-- start of Data to use --
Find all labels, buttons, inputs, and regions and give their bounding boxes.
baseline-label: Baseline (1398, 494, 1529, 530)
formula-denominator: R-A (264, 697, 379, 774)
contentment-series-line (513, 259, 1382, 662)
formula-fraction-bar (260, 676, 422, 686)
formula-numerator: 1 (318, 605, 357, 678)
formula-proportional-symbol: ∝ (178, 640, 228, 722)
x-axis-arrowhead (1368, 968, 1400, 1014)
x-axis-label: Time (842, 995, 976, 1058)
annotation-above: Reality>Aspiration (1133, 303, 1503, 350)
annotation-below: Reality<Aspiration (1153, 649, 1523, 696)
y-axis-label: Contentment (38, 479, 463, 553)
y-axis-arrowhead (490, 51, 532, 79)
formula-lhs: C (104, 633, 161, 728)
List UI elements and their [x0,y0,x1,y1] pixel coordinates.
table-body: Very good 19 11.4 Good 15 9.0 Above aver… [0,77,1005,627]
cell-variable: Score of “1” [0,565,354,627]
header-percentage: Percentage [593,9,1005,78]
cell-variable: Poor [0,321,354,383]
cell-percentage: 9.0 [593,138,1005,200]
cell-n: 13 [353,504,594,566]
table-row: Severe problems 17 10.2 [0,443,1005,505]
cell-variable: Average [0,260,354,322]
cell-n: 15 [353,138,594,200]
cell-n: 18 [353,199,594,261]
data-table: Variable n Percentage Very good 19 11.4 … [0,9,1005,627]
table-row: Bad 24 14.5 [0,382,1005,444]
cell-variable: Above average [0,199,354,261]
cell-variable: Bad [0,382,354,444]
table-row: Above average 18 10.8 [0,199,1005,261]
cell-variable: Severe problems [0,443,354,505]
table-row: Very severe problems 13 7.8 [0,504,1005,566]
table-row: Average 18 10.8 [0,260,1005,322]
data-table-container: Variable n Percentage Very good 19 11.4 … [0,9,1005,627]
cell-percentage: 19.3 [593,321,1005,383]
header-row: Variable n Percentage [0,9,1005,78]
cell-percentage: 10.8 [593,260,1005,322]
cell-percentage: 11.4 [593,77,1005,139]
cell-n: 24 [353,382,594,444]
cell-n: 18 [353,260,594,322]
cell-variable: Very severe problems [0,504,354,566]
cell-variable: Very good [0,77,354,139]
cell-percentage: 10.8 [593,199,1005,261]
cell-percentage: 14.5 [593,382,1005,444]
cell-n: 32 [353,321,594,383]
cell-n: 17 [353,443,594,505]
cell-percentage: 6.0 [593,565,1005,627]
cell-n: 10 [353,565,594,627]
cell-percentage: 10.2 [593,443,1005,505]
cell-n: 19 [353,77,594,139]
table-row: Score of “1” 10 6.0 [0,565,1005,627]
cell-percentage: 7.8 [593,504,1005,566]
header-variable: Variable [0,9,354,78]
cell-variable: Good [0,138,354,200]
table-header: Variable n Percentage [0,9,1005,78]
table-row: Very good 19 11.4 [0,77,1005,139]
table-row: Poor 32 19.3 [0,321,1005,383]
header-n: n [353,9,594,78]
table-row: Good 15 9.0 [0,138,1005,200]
-- end of Data to use --
# [Task directions]
Put every one of the lines above into a Markdown table with two columns, Row and Line, numbering each row and leaving out any blank lines.

# [Exercise solution]
| Row | Line |
|---|---|
| 1 | Find all labels, buttons, inputs, and regions and give their bounding boxes. |
| 2 | baseline-label: Baseline (1398, 494, 1529, 530) |
| 3 | formula-denominator: R-A (264, 697, 379, 774) |
| 4 | contentment-series-line (513, 259, 1382, 662) |
| 5 | formula-fraction-bar (260, 676, 422, 686) |
| 6 | formula-numerator: 1 (318, 605, 357, 678) |
| 7 | formula-proportional-symbol: ∝ (178, 640, 228, 722) |
| 8 | x-axis-arrowhead (1368, 968, 1400, 1014) |
| 9 | x-axis-label: Time (842, 995, 976, 1058) |
| 10 | annotation-above: Reality>Aspiration (1133, 303, 1503, 350) |
| 11 | annotation-below: Reality<Aspiration (1153, 649, 1523, 696) |
| 12 | y-axis-label: Contentment (38, 479, 463, 553) |
| 13 | y-axis-arrowhead (490, 51, 532, 79) |
| 14 | formula-lhs: C (104, 633, 161, 728) |
| 15 | List UI elements and their [x0,y0,x1,y1] pixel coordinates. |
| 16 | table-body: Very good 19 11.4 Good 15 9.0 Above aver… [0,77,1005,627] |
| 17 | cell-variable: Score of “1” [0,565,354,627] |
| 18 | header-percentage: Percentage [593,9,1005,78] |
| 19 | cell-variable: Poor [0,321,354,383] |
| 20 | cell-percentage: 9.0 [593,138,1005,200] |
| 21 | cell-n: 13 [353,504,594,566] |
| 22 | table-row: Severe problems 17 10.2 [0,443,1005,505] |
| 23 | cell-variable: Average [0,260,354,322] |
| 24 | cell-n: 15 [353,138,594,200] |
| 25 | cell-n: 18 [353,199,594,261] |
| 26 | data-table: Variable n Percentage Very good 19 11.4 … [0,9,1005,627] |
| 27 | table-row: Bad 24 14.5 [0,382,1005,444] |
| 28 | cell-variable: Above average [0,199,354,261] |
| 29 | cell-variable: Bad [0,382,354,444] |
| 30 | table-row: Above average 18 10.8 [0,199,1005,261] |
| 31 | cell-variable: Severe problems [0,443,354,505] |
| 32 | table-row: Very severe problems 13 7.8 [0,504,1005,566] |
| 33 | table-row: Average 18 10.8 [0,260,1005,322] |
| 34 | data-table-container: Variable n Percentage Very good 19 11.4 … [0,9,1005,627] |
| 35 | cell-percentage: 19.3 [593,321,1005,383] |
| 36 | header-row: Variable n Percentage [0,9,1005,78] |
| 37 | cell-percentage: 10.8 [593,260,1005,322] |
| 38 | cell-percentage: 11.4 [593,77,1005,139] |
| 39 | cell-n: 24 [353,382,594,444] |
| 40 | cell-n: 18 [353,260,594,322] |
| 41 | cell-variable: Very severe problems [0,504,354,566] |
| 42 | cell-variable: Very good [0,77,354,139] |
| 43 | cell-percentage: 10.8 [593,199,1005,261] |
| 44 | cell-percentage: 14.5 [593,382,1005,444] |
| 45 | cell-n: 32 [353,321,594,383] |
| 46 | cell-n: 17 [353,443,594,505] |
| 47 | cell-percentage: 6.0 [593,565,1005,627] |
| 48 | cell-n: 10 [353,565,594,627] |
| 49 | cell-percentage: 10.2 [593,443,1005,505] |
| 50 | cell-n: 19 [353,77,594,139] |
| 51 | table-row: Score of “1” 10 6.0 [0,565,1005,627] |
| 52 | cell-percentage: 7.8 [593,504,1005,566] |
| 53 | header-variable: Variable [0,9,354,78] |
| 54 | cell-variable: Good [0,138,354,200] |
| 55 | table-header: Variable n Percentage [0,9,1005,78] |
| 56 | table-row: Very good 19 11.4 [0,77,1005,139] |
| 57 | table-row: Poor 32 19.3 [0,321,1005,383] |
| 58 | header-n: n [353,9,594,78] |
| 59 | table-row: Good 15 9.0 [0,138,1005,200] |